[Dataset rows about figures]
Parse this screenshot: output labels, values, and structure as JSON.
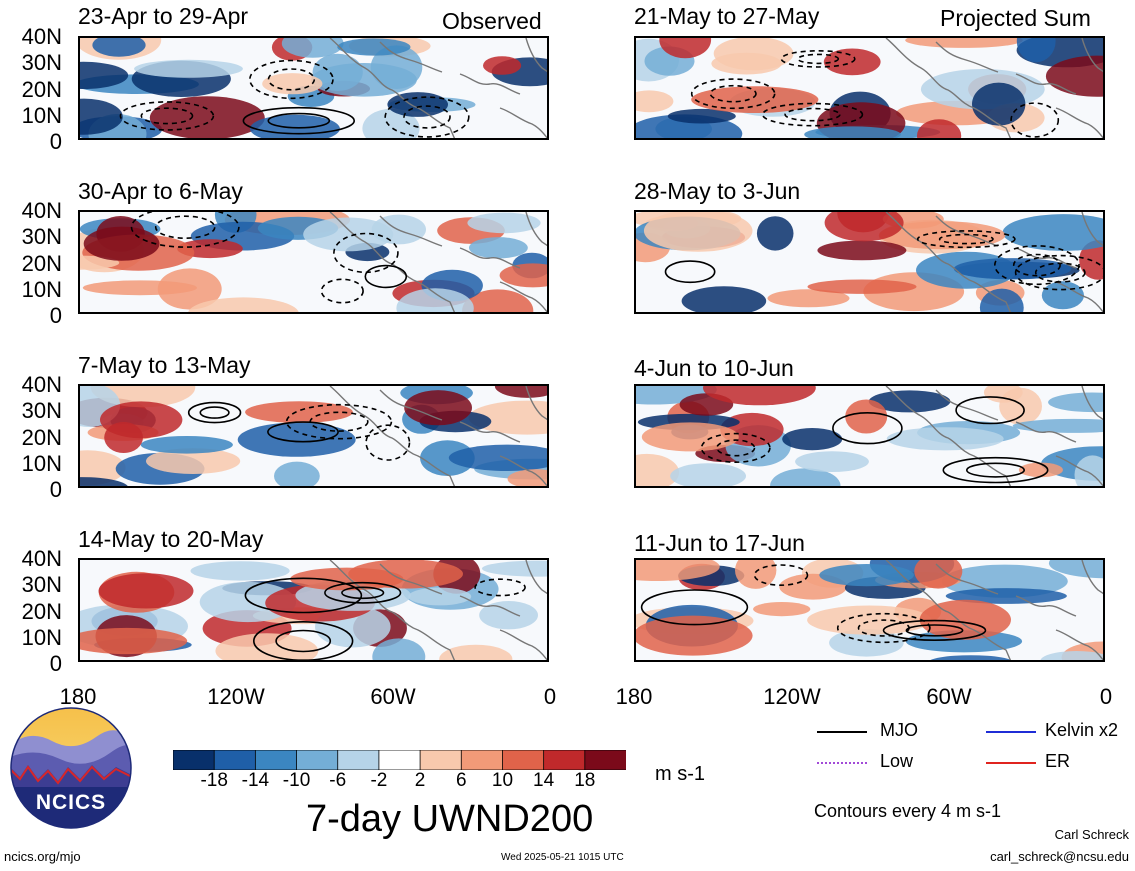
{
  "header": {
    "left_label": "Observed",
    "right_label": "Projected Sum"
  },
  "panels": [
    {
      "title": "23-Apr to 29-Apr",
      "kind": "observed"
    },
    {
      "title": "30-Apr to 6-May",
      "kind": "observed"
    },
    {
      "title": "7-May to 13-May",
      "kind": "observed"
    },
    {
      "title": "14-May to 20-May",
      "kind": "observed"
    },
    {
      "title": "21-May to 27-May",
      "kind": "projected"
    },
    {
      "title": "28-May to 3-Jun",
      "kind": "projected"
    },
    {
      "title": "4-Jun to 10-Jun",
      "kind": "projected"
    },
    {
      "title": "11-Jun to 17-Jun",
      "kind": "projected"
    }
  ],
  "lat_labels": [
    "40N",
    "30N",
    "20N",
    "10N",
    "0"
  ],
  "lon_labels": [
    "180",
    "120W",
    "60W",
    "0"
  ],
  "colorbar": {
    "ticks": [
      "-18",
      "-14",
      "-10",
      "-6",
      "-2",
      "2",
      "6",
      "10",
      "14",
      "18"
    ],
    "colors": [
      "#08306b",
      "#1f5fa8",
      "#3b86c1",
      "#74aed6",
      "#b6d4e8",
      "#ffffff",
      "#f8c9ad",
      "#f29a78",
      "#e0634a",
      "#c0292b",
      "#7b0a1a"
    ],
    "units": "m s-1"
  },
  "legend": {
    "items": [
      {
        "label": "MJO",
        "color": "#000000"
      },
      {
        "label": "Kelvin x2",
        "color": "#1f2dd6"
      },
      {
        "label": "Low",
        "color": "#a24ad8"
      },
      {
        "label": "ER",
        "color": "#e0241f"
      }
    ],
    "contour_note": "Contours every 4 m s-1"
  },
  "main_title": "7-day UWND200",
  "logo": {
    "text": "NCICS"
  },
  "footer": {
    "url": "ncics.org/mjo",
    "timestamp": "Wed 2025-05-21 1015 UTC",
    "author": "Carl Schreck",
    "email": "carl_schreck@ncsu.edu"
  }
}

Directions - Every record gets retyped exactly; no picture goes into the copy.

Answer to this problem -
Parse this screenshot: output labels, values, and structure as JSON.
{
  "header": {
    "left_label": "Observed",
    "right_label": "Projected Sum"
  },
  "panels": [
    {
      "title": "23-Apr to 29-Apr",
      "kind": "observed"
    },
    {
      "title": "30-Apr to 6-May",
      "kind": "observed"
    },
    {
      "title": "7-May to 13-May",
      "kind": "observed"
    },
    {
      "title": "14-May to 20-May",
      "kind": "observed"
    },
    {
      "title": "21-May to 27-May",
      "kind": "projected"
    },
    {
      "title": "28-May to 3-Jun",
      "kind": "projected"
    },
    {
      "title": "4-Jun to 10-Jun",
      "kind": "projected"
    },
    {
      "title": "11-Jun to 17-Jun",
      "kind": "projected"
    }
  ],
  "lat_labels": [
    "40N",
    "30N",
    "20N",
    "10N",
    "0"
  ],
  "lon_labels": [
    "180",
    "120W",
    "60W",
    "0"
  ],
  "colorbar": {
    "ticks": [
      "-18",
      "-14",
      "-10",
      "-6",
      "-2",
      "2",
      "6",
      "10",
      "14",
      "18"
    ],
    "colors": [
      "#08306b",
      "#1f5fa8",
      "#3b86c1",
      "#74aed6",
      "#b6d4e8",
      "#ffffff",
      "#f8c9ad",
      "#f29a78",
      "#e0634a",
      "#c0292b",
      "#7b0a1a"
    ],
    "units": "m s-1"
  },
  "legend": {
    "items": [
      {
        "label": "MJO",
        "color": "#000000"
      },
      {
        "label": "Kelvin x2",
        "color": "#1f2dd6"
      },
      {
        "label": "Low",
        "color": "#a24ad8"
      },
      {
        "label": "ER",
        "color": "#e0241f"
      }
    ],
    "contour_note": "Contours every 4 m s-1"
  },
  "main_title": "7-day UWND200",
  "logo": {
    "text": "NCICS"
  },
  "footer": {
    "url": "ncics.org/mjo",
    "timestamp": "Wed 2025-05-21 1015 UTC",
    "author": "Carl Schreck",
    "email": "carl_schreck@ncsu.edu"
  }
}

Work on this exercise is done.